------ Data extract ------

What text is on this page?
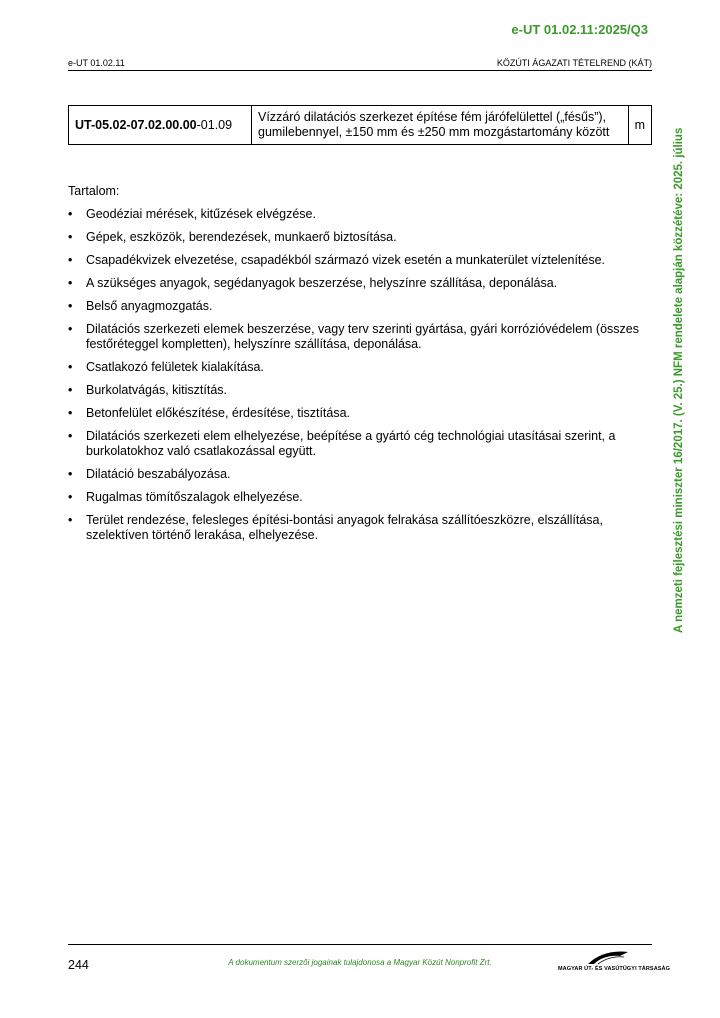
e-UT 01.02.11:2025/Q3
e-UT 01.02.11	KÖZÚTI ÁGAZATI TÉTELREND (KÁT)
UT-05.02-07.02.00.00-01.09	Vízzáró dilatációs szerkezet építése fém járófelülettel („fésűs”), gumilebennyel, ±150 mm és ±250 mm mozgástartomány között	m
Tartalom:
• Geodéziai mérések, kitűzések elvégzése.
• Gépek, eszközök, berendezések, munkaerő biztosítása.
• Csapadékvizek elvezetése, csapadékból származó vizek esetén a munkaterület víztelenítése.
• A szükséges anyagok, segédanyagok beszerzése, helyszínre szállítása, deponálása.
• Belső anyagmozgatás.
• Dilatációs szerkezeti elemek beszerzése, vagy terv szerinti gyártása, gyári korrózióvédelem (összes festőréteggel kompletten), helyszínre szállítása, deponálása.
• Csatlakozó felületek kialakítása.
• Burkolatvágás, kitisztítás.
• Betonfelület előkészítése, érdesítése, tisztítása.
• Dilatációs szerkezeti elem elhelyezése, beépítése a gyártó cég technológiai utasításai szerint, a burkolatokhoz való csatlakozással együtt.
• Dilatáció beszabályozása.
• Rugalmas tömítőszalagok elhelyezése.
• Terület rendezése, felesleges építési-bontási anyagok felrakása szállítóeszközre, elszállítása, szelektíven történő lerakása, elhelyezése.	A nemzeti fejlesztési miniszter 16/2017. (V. 25.) NFM rendelete alapján közzétéve: 2025. július
244	A dokumentum szerzői jogainak tulajdonosa a Magyar Közút Nonprofit Zrt.
MAGYAR ÚT- ÉS VASÚTÜGYI TÁRSASÁG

------

### Short exercise
Restate each entry word for word, please, but drop any images it holds.

### Completed task
What text is on this page?
e-UT 01.02.11:2025/Q3
e-UT 01.02.11	KÖZÚTI ÁGAZATI TÉTELREND (KÁT)
UT-05.02-07.02.00.00-01.09	Vízzáró dilatációs szerkezet építése fém járófelülettel („fésűs”), gumilebennyel, ±150 mm és ±250 mm mozgástartomány között	m
Tartalom:
• Geodéziai mérések, kitűzések elvégzése.
• Gépek, eszközök, berendezések, munkaerő biztosítása.
• Csapadékvizek elvezetése, csapadékból származó vizek esetén a munkaterület víztelenítése.
• A szükséges anyagok, segédanyagok beszerzése, helyszínre szállítása, deponálása.
• Belső anyagmozgatás.
• Dilatációs szerkezeti elemek beszerzése, vagy terv szerinti gyártása, gyári korrózióvédelem (összes festőréteggel kompletten), helyszínre szállítása, deponálása.
• Csatlakozó felületek kialakítása.
• Burkolatvágás, kitisztítás.
• Betonfelület előkészítése, érdesítése, tisztítása.
• Dilatációs szerkezeti elem elhelyezése, beépítése a gyártó cég technológiai utasításai szerint, a burkolatokhoz való csatlakozással együtt.
• Dilatáció beszabályozása.
• Rugalmas tömítőszalagok elhelyezése.
• Terület rendezése, felesleges építési-bontási anyagok felrakása szállítóeszközre, elszállítása, szelektíven történő lerakása, elhelyezése.	A nemzeti fejlesztési miniszter 16/2017. (V. 25.) NFM rendelete alapján közzétéve: 2025. július
244	A dokumentum szerzői jogainak tulajdonosa a Magyar Közút Nonprofit Zrt.
MAGYAR ÚT- ÉS VASÚTÜGYI TÁRSASÁG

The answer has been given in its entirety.